** start of EXTRACTED RECORDS **

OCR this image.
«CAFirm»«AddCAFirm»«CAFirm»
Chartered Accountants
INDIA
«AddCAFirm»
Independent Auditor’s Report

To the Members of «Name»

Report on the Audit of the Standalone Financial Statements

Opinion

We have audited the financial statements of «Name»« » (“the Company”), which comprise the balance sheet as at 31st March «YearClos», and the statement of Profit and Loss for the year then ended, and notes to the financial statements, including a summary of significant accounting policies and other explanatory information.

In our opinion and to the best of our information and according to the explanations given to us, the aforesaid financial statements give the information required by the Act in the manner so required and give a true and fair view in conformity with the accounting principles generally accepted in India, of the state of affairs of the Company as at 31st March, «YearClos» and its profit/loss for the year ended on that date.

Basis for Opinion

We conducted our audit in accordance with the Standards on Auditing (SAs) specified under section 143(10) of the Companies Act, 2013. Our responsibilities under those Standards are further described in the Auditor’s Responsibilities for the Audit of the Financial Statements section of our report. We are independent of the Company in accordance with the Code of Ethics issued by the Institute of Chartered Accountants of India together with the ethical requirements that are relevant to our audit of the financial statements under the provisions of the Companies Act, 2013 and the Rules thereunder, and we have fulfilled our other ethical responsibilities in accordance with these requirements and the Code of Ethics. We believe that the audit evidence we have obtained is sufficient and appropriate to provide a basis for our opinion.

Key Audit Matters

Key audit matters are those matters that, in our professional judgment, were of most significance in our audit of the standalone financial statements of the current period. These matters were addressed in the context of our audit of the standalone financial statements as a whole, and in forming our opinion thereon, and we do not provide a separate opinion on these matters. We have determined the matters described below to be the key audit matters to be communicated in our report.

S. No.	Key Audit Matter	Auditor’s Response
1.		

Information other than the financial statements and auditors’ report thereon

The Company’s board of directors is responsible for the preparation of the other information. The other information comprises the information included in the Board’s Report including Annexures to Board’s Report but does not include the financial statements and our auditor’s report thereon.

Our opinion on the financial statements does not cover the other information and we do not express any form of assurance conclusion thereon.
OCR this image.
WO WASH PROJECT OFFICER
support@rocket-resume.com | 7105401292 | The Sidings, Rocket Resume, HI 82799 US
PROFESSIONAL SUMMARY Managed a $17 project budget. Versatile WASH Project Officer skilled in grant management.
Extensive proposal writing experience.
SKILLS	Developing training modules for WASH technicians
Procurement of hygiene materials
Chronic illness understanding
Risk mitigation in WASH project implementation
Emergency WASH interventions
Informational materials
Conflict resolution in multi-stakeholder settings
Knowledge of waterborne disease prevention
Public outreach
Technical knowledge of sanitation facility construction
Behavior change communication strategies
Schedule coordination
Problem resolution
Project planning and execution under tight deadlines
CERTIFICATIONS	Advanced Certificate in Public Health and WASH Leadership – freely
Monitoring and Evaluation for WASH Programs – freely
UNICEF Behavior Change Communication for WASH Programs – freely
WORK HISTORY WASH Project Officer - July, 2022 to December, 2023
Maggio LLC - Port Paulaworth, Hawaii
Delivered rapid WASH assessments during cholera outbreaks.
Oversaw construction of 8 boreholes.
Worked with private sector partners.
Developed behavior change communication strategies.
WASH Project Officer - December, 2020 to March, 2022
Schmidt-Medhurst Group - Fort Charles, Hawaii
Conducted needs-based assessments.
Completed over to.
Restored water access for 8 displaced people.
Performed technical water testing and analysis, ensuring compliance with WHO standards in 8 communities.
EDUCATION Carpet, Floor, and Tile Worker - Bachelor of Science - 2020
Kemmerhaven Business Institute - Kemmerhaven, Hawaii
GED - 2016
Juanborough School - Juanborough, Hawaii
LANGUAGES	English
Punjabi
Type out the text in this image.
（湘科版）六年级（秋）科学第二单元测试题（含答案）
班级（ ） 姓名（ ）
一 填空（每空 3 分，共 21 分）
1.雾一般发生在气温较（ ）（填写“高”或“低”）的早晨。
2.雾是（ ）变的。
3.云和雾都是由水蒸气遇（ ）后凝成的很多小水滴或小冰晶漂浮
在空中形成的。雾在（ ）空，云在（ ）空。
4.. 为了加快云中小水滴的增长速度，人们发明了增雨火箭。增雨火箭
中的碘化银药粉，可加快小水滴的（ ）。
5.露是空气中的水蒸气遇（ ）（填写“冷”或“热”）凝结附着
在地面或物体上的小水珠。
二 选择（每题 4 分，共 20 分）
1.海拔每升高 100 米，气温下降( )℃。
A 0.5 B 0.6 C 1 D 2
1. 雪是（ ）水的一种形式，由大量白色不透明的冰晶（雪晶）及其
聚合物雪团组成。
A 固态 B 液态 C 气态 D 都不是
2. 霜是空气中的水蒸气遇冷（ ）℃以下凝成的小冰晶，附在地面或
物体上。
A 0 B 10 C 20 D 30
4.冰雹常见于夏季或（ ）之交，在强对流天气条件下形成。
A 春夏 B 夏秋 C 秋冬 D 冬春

** end of EXTRACTED RECORDS **

JOB:
Copy only the stretch running from the line containing "Type out the text in this image." to the final line of the entries, both ends included, exactly as it stands.

THE SOLUTION:
Type out the text in this image.
（湘科版）六年级（秋）科学第二单元测试题（含答案）
班级（ ） 姓名（ ）
一 填空（每空 3 分，共 21 分）
1.雾一般发生在气温较（ ）（填写“高”或“低”）的早晨。
2.雾是（ ）变的。
3.云和雾都是由水蒸气遇（ ）后凝成的很多小水滴或小冰晶漂浮
在空中形成的。雾在（ ）空，云在（ ）空。
4.. 为了加快云中小水滴的增长速度，人们发明了增雨火箭。增雨火箭
中的碘化银药粉，可加快小水滴的（ ）。
5.露是空气中的水蒸气遇（ ）（填写“冷”或“热”）凝结附着
在地面或物体上的小水珠。
二 选择（每题 4 分，共 20 分）
1.海拔每升高 100 米，气温下降( )℃。
A 0.5 B 0.6 C 1 D 2
1. 雪是（ ）水的一种形式，由大量白色不透明的冰晶（雪晶）及其
聚合物雪团组成。
A 固态 B 液态 C 气态 D 都不是
2. 霜是空气中的水蒸气遇冷（ ）℃以下凝成的小冰晶，附在地面或
物体上。
A 0 B 10 C 20 D 30
4.冰雹常见于夏季或（ ）之交，在强对流天气条件下形成。
A 春夏 B 夏秋 C 秋冬 D 冬春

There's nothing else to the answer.